**Problem:**
Your answer is a single number: how many lines hold the word "name"?

-- Start Data extract --

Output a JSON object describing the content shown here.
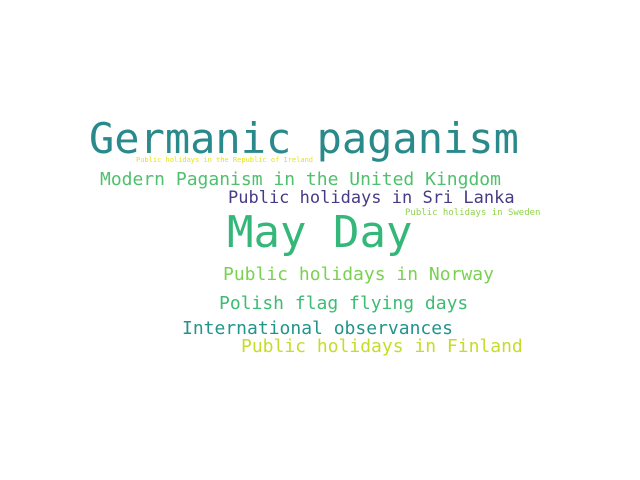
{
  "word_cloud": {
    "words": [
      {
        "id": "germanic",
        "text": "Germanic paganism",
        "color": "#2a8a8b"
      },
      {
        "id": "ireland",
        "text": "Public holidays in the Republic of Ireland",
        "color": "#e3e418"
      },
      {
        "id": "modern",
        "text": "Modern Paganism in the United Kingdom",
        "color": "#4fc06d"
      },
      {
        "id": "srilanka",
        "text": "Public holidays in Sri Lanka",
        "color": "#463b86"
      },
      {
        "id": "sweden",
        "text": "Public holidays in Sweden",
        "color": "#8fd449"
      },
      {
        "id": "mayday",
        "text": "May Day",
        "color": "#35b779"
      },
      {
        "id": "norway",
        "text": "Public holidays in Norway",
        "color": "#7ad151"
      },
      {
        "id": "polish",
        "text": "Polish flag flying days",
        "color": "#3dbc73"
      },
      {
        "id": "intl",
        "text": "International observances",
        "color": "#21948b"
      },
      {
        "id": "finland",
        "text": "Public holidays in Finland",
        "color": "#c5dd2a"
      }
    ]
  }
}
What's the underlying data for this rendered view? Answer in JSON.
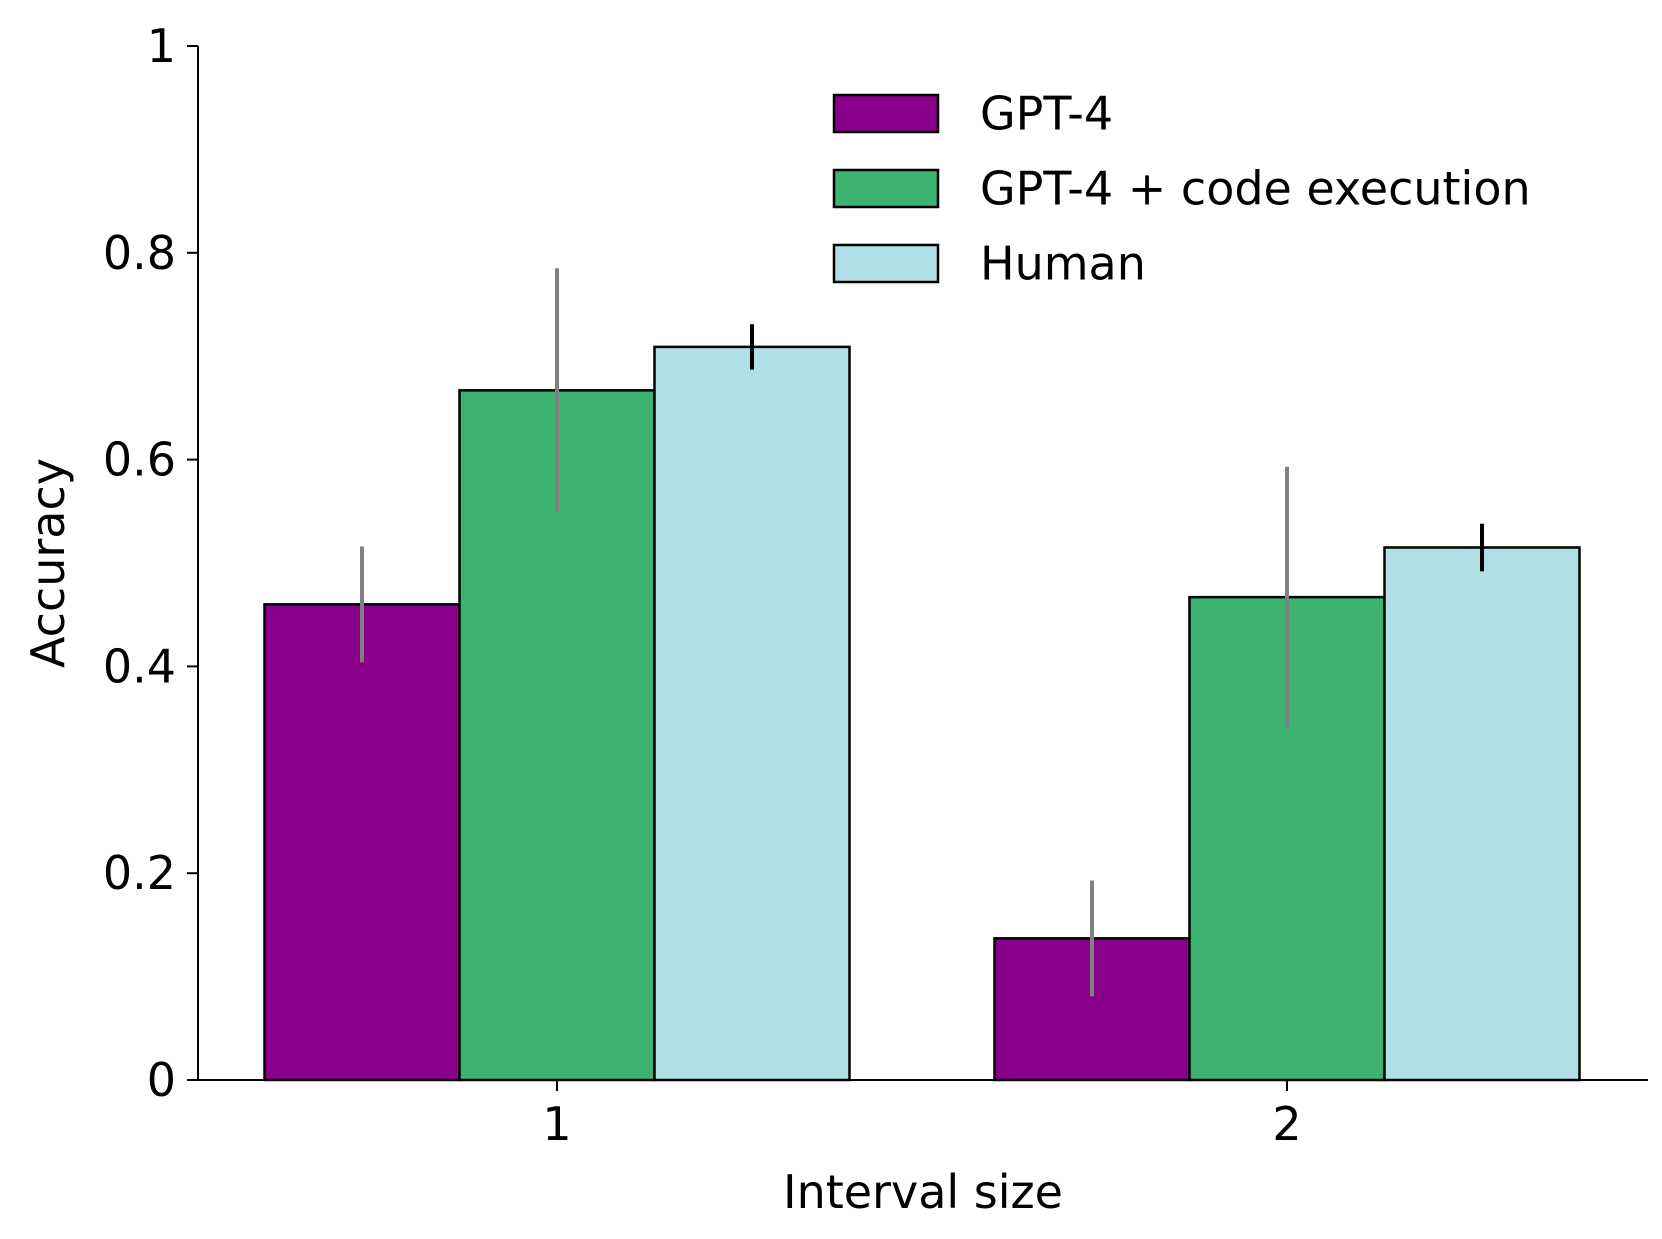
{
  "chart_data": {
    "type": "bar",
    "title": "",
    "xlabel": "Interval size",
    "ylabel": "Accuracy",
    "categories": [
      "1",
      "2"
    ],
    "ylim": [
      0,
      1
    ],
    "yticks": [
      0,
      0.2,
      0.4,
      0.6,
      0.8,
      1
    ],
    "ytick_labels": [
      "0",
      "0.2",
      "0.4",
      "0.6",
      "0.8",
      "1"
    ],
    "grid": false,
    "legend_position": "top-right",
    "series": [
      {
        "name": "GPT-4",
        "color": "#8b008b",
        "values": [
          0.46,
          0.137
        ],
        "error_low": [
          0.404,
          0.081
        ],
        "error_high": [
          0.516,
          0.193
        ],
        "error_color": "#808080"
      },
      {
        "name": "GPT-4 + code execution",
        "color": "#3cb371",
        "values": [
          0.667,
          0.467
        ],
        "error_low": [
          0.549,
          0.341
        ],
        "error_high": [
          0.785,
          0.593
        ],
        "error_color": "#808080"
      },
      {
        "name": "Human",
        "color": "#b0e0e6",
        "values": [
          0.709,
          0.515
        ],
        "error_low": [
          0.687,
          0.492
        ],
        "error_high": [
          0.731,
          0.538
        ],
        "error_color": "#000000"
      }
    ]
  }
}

-- End Data extract --
-- Start Data extract --

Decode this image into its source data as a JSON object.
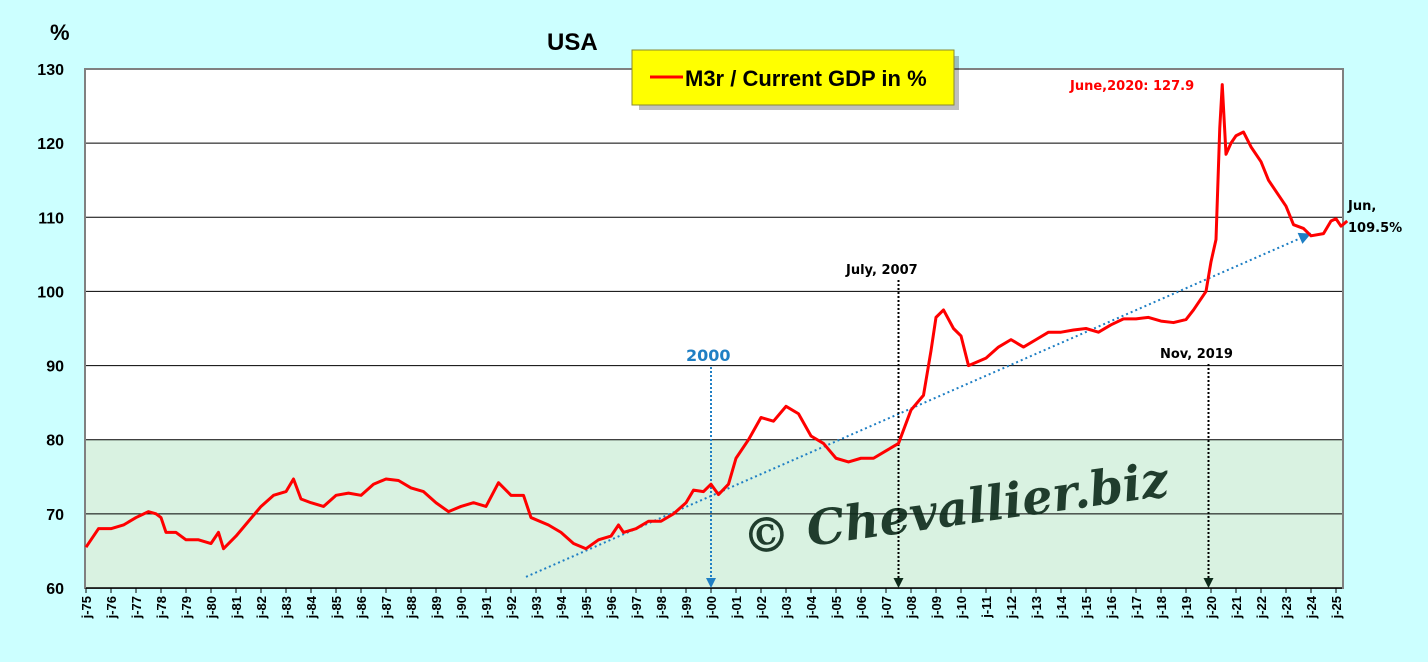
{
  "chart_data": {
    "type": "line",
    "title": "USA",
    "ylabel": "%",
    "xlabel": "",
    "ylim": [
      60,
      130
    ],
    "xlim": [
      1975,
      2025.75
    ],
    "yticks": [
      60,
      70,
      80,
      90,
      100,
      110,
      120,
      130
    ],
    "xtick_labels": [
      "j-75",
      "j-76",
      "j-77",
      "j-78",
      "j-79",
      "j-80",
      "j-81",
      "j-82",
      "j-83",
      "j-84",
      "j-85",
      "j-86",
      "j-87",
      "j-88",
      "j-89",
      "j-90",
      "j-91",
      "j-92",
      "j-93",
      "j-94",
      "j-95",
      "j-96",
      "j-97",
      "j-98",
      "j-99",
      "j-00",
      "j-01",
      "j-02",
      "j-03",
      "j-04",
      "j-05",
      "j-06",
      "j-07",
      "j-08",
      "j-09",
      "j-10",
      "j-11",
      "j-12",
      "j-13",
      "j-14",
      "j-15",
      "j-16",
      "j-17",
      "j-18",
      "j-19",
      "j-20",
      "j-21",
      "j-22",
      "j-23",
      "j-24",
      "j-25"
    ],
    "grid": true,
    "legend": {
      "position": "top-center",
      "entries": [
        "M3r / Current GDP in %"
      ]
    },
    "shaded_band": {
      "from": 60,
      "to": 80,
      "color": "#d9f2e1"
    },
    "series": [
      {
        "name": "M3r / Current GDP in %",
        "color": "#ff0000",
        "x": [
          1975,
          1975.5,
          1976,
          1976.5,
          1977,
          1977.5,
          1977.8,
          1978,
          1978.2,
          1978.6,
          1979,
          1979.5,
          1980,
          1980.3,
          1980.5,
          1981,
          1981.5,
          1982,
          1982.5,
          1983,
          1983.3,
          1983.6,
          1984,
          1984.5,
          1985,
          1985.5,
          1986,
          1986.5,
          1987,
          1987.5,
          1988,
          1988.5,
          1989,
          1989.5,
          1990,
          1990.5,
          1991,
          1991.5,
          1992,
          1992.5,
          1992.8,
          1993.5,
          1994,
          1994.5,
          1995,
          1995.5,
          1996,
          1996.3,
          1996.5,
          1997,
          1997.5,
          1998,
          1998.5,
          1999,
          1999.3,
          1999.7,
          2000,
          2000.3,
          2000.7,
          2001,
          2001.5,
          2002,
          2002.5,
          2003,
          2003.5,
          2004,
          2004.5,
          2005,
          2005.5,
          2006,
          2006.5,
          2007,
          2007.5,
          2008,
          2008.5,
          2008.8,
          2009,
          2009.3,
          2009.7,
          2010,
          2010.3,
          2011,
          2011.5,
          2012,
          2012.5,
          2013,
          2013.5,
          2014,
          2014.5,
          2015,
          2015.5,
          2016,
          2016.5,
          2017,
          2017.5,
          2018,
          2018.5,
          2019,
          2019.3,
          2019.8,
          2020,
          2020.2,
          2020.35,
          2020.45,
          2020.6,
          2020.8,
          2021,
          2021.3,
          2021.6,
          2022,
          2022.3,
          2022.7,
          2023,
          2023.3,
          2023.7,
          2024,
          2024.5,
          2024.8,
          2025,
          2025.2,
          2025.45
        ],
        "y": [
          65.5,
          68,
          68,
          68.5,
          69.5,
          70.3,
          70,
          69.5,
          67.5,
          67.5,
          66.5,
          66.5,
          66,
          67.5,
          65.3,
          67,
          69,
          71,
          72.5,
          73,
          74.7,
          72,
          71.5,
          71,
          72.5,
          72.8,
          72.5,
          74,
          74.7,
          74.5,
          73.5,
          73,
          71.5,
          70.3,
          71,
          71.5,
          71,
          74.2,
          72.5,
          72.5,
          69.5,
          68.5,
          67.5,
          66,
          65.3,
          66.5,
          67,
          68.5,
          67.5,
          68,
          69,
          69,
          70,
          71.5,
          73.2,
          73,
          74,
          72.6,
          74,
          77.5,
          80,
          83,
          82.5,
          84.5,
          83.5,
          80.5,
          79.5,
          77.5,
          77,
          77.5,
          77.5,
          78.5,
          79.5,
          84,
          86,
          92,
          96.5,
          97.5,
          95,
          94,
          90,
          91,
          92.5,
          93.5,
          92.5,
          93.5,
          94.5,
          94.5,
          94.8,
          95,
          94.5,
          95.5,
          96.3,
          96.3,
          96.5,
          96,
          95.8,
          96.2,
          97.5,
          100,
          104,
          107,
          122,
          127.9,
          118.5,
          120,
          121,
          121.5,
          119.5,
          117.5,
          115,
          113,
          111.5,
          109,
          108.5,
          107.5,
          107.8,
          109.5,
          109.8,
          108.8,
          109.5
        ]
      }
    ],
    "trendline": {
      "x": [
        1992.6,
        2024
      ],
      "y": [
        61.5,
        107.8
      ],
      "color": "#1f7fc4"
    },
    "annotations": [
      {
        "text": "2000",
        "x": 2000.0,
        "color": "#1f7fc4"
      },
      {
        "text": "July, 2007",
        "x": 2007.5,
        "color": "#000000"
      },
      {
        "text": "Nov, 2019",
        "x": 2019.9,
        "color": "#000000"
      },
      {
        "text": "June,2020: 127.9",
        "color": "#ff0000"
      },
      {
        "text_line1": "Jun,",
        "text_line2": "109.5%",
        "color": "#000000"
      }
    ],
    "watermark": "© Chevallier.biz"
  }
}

-- End Data extract --

**Task answer:**
4